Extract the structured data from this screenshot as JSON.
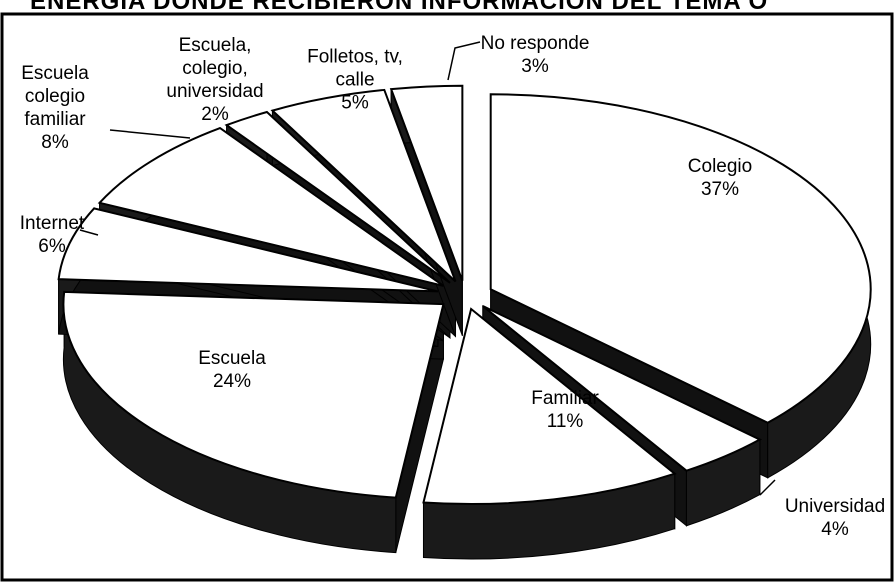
{
  "chart_data": {
    "type": "pie",
    "title": "ENERGIA DONDE RECIBIERON INFORMACION DEL TEMA O",
    "categories": [
      "Colegio",
      "Universidad",
      "Familiar",
      "Escuela",
      "Internet",
      "Escuela colegio familiar",
      "Escuela, colegio, universidad",
      "Folletos, tv, calle",
      "No responde"
    ],
    "values": [
      37,
      4,
      11,
      24,
      6,
      8,
      2,
      5,
      3
    ],
    "value_labels": [
      "37%",
      "4%",
      "11%",
      "24%",
      "6%",
      "8%",
      "2%",
      "5%",
      "3%"
    ],
    "color": "#ffffff"
  }
}
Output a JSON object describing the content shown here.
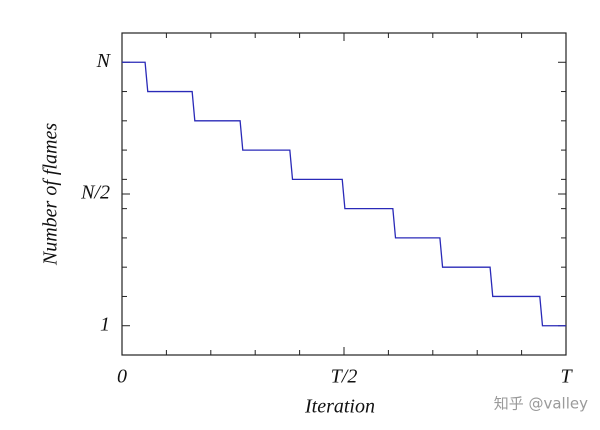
{
  "chart_data": {
    "type": "line",
    "xlabel": "Iteration",
    "ylabel": "Number of flames",
    "watermark": "知乎 @valley",
    "series": [
      {
        "color": "#2a2ab8",
        "x": [
          0,
          0.052,
          0.058,
          0.158,
          0.164,
          0.266,
          0.272,
          0.378,
          0.384,
          0.496,
          0.502,
          0.61,
          0.616,
          0.716,
          0.722,
          0.829,
          0.835,
          0.941,
          0.947,
          1
        ],
        "values": [
          10,
          10,
          9,
          9,
          8,
          8,
          7,
          7,
          6,
          6,
          5,
          5,
          4,
          4,
          3,
          3,
          2,
          2,
          1,
          1
        ]
      }
    ],
    "xlim": [
      0,
      1
    ],
    "xticks": [
      0,
      {
        "value": 0.5,
        "label": "T/2"
      },
      {
        "value": 1,
        "label": "T"
      }
    ],
    "xminor_ticks": [
      0.1,
      0.2,
      0.3,
      0.4,
      0.6,
      0.7,
      0.8,
      0.9
    ],
    "ylim": [
      0,
      11
    ],
    "yticks": [
      1,
      {
        "value": 5.5,
        "label": "N/2"
      },
      {
        "value": 10,
        "label": "N"
      }
    ],
    "yminor_ticks": [
      2,
      3,
      4,
      5,
      6,
      7,
      8,
      9
    ],
    "grid": false
  }
}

━━━━━━━━

§ Challenge
Reproduce all the entries that precede this task, word for word, minus any pictures.

§ Worked solution
Extract the structured data from this screenshot as JSON.
{
  "chart_data": {
    "type": "pie",
    "title": "ENERGIA DONDE RECIBIERON INFORMACION DEL TEMA O",
    "categories": [
      "Colegio",
      "Universidad",
      "Familiar",
      "Escuela",
      "Internet",
      "Escuela colegio familiar",
      "Escuela, colegio, universidad",
      "Folletos, tv, calle",
      "No responde"
    ],
    "values": [
      37,
      4,
      11,
      24,
      6,
      8,
      2,
      5,
      3
    ],
    "value_labels": [
      "37%",
      "4%",
      "11%",
      "24%",
      "6%",
      "8%",
      "2%",
      "5%",
      "3%"
    ],
    "color": "#ffffff"
  }
}
Output a JSON object describing the content shown here.
{
  "chart_data": {
    "type": "line",
    "xlabel": "Iteration",
    "ylabel": "Number of flames",
    "watermark": "知乎 @valley",
    "series": [
      {
        "color": "#2a2ab8",
        "x": [
          0,
          0.052,
          0.058,
          0.158,
          0.164,
          0.266,
          0.272,
          0.378,
          0.384,
          0.496,
          0.502,
          0.61,
          0.616,
          0.716,
          0.722,
          0.829,
          0.835,
          0.941,
          0.947,
          1
        ],
        "values": [
          10,
          10,
          9,
          9,
          8,
          8,
          7,
          7,
          6,
          6,
          5,
          5,
          4,
          4,
          3,
          3,
          2,
          2,
          1,
          1
        ]
      }
    ],
    "xlim": [
      0,
      1
    ],
    "xticks": [
      0,
      {
        "value": 0.5,
        "label": "T/2"
      },
      {
        "value": 1,
        "label": "T"
      }
    ],
    "xminor_ticks": [
      0.1,
      0.2,
      0.3,
      0.4,
      0.6,
      0.7,
      0.8,
      0.9
    ],
    "ylim": [
      0,
      11
    ],
    "yticks": [
      1,
      {
        "value": 5.5,
        "label": "N/2"
      },
      {
        "value": 10,
        "label": "N"
      }
    ],
    "yminor_ticks": [
      2,
      3,
      4,
      5,
      6,
      7,
      8,
      9
    ],
    "grid": false
  }
}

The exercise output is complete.